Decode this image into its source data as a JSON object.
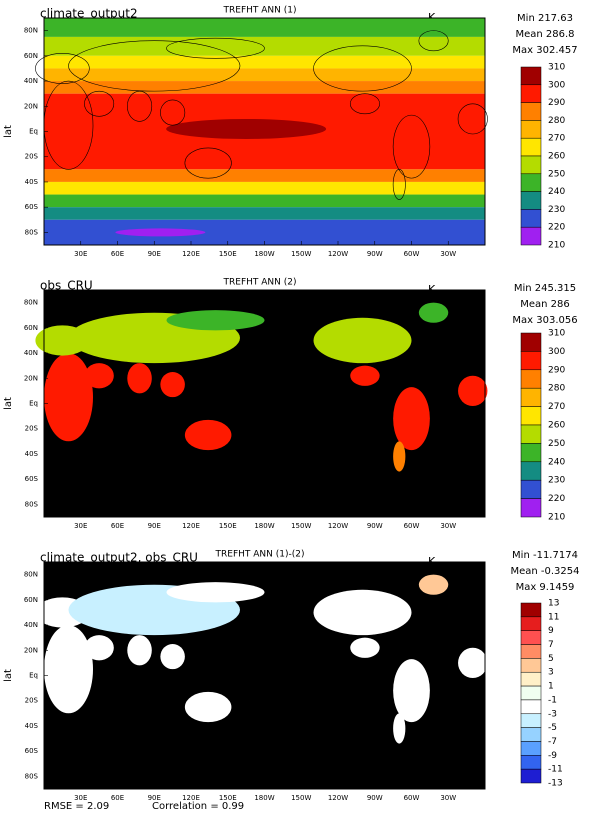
{
  "y_axis_label": "lat",
  "lat_labels": [
    "80N",
    "60N",
    "40N",
    "20N",
    "Eq",
    "20S",
    "40S",
    "60S",
    "80S"
  ],
  "lon_labels": [
    "30E",
    "60E",
    "90E",
    "120E",
    "150E",
    "180W",
    "150W",
    "120W",
    "90W",
    "60W",
    "30W"
  ],
  "panels": [
    {
      "title": "climate_output2",
      "subtitle": "TREFHT ANN (1)",
      "units": "K",
      "stats": [
        "Min 217.63",
        "Mean 286.8",
        "Max 302.457"
      ],
      "colorbar": {
        "labels": [
          "310",
          "300",
          "290",
          "280",
          "270",
          "260",
          "250",
          "240",
          "230",
          "220",
          "210"
        ],
        "colors": [
          "#a00000",
          "#ff1a00",
          "#ff8000",
          "#ffb400",
          "#ffe600",
          "#b4dc00",
          "#3cb428",
          "#148c82",
          "#3250d2",
          "#a020f0"
        ]
      }
    },
    {
      "title": "obs_CRU",
      "subtitle": "TREFHT ANN (2)",
      "units": "K",
      "stats": [
        "Min 245.315",
        "Mean 286",
        "Max 303.056"
      ],
      "colorbar": {
        "labels": [
          "310",
          "300",
          "290",
          "280",
          "270",
          "260",
          "250",
          "240",
          "230",
          "220",
          "210"
        ],
        "colors": [
          "#a00000",
          "#ff1a00",
          "#ff8000",
          "#ffb400",
          "#ffe600",
          "#b4dc00",
          "#3cb428",
          "#148c82",
          "#3250d2",
          "#a020f0"
        ]
      }
    },
    {
      "title": "climate_output2, obs_CRU",
      "subtitle": "TREFHT ANN (1)-(2)",
      "units": "K",
      "stats": [
        "Min -11.7174",
        "Mean -0.3254",
        "Max 9.1459"
      ],
      "colorbar": {
        "labels": [
          "13",
          "11",
          "9",
          "7",
          "5",
          "3",
          "1",
          "-1",
          "-3",
          "-5",
          "-7",
          "-9",
          "-11",
          "-13"
        ],
        "colors": [
          "#a00000",
          "#e61e1e",
          "#ff5050",
          "#ff8c64",
          "#ffc896",
          "#fff0c8",
          "#f0fff0",
          "#ffffff",
          "#c8f0ff",
          "#96d2ff",
          "#5aa0ff",
          "#3264f0",
          "#1e1ed2"
        ]
      }
    }
  ],
  "footer": {
    "rmse": "RMSE = 2.09",
    "correlation": "Correlation = 0.99"
  }
}
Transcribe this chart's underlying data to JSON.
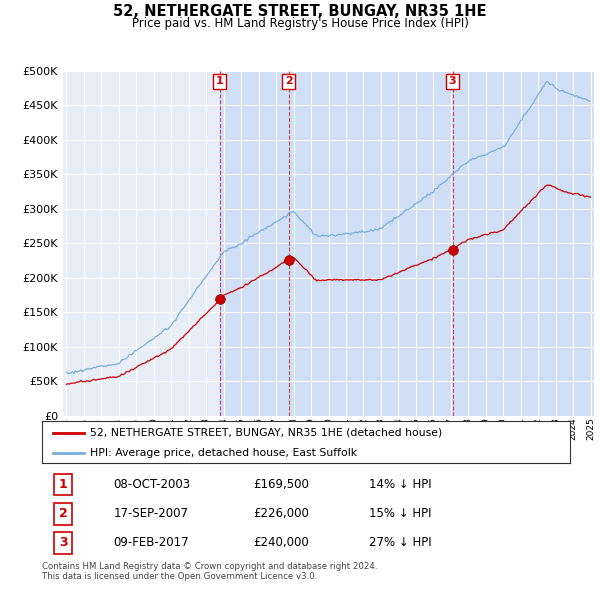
{
  "title": "52, NETHERGATE STREET, BUNGAY, NR35 1HE",
  "subtitle": "Price paid vs. HM Land Registry's House Price Index (HPI)",
  "legend_line1": "52, NETHERGATE STREET, BUNGAY, NR35 1HE (detached house)",
  "legend_line2": "HPI: Average price, detached house, East Suffolk",
  "sale_color": "#cc0000",
  "hpi_color": "#7aaed6",
  "sale_dates": [
    2003.77,
    2007.71,
    2017.1
  ],
  "sale_prices": [
    169500,
    226000,
    240000
  ],
  "sale_labels": [
    "1",
    "2",
    "3"
  ],
  "table_data": [
    [
      "1",
      "08-OCT-2003",
      "£169,500",
      "14% ↓ HPI"
    ],
    [
      "2",
      "17-SEP-2007",
      "£226,000",
      "15% ↓ HPI"
    ],
    [
      "3",
      "09-FEB-2017",
      "£240,000",
      "27% ↓ HPI"
    ]
  ],
  "footnote": "Contains HM Land Registry data © Crown copyright and database right 2024.\nThis data is licensed under the Open Government Licence v3.0.",
  "ylim": [
    0,
    500000
  ],
  "yticks": [
    0,
    50000,
    100000,
    150000,
    200000,
    250000,
    300000,
    350000,
    400000,
    450000,
    500000
  ],
  "xlim_start": 1994.8,
  "xlim_end": 2025.2,
  "background_color": "#ffffff",
  "plot_bg_color": "#e8eef8",
  "shade_color": "#d0dff5",
  "grid_color": "#ffffff"
}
○ ○ ○ ○ ○
→ Given request: From the data above, show each line that contains "detached".

→ Solution:
  "legend_line1": "52, NETHERGATE STREET, BUNGAY, NR35 1HE (detached house)",
  "legend_line2": "HPI: Average price, detached house, East Suffolk",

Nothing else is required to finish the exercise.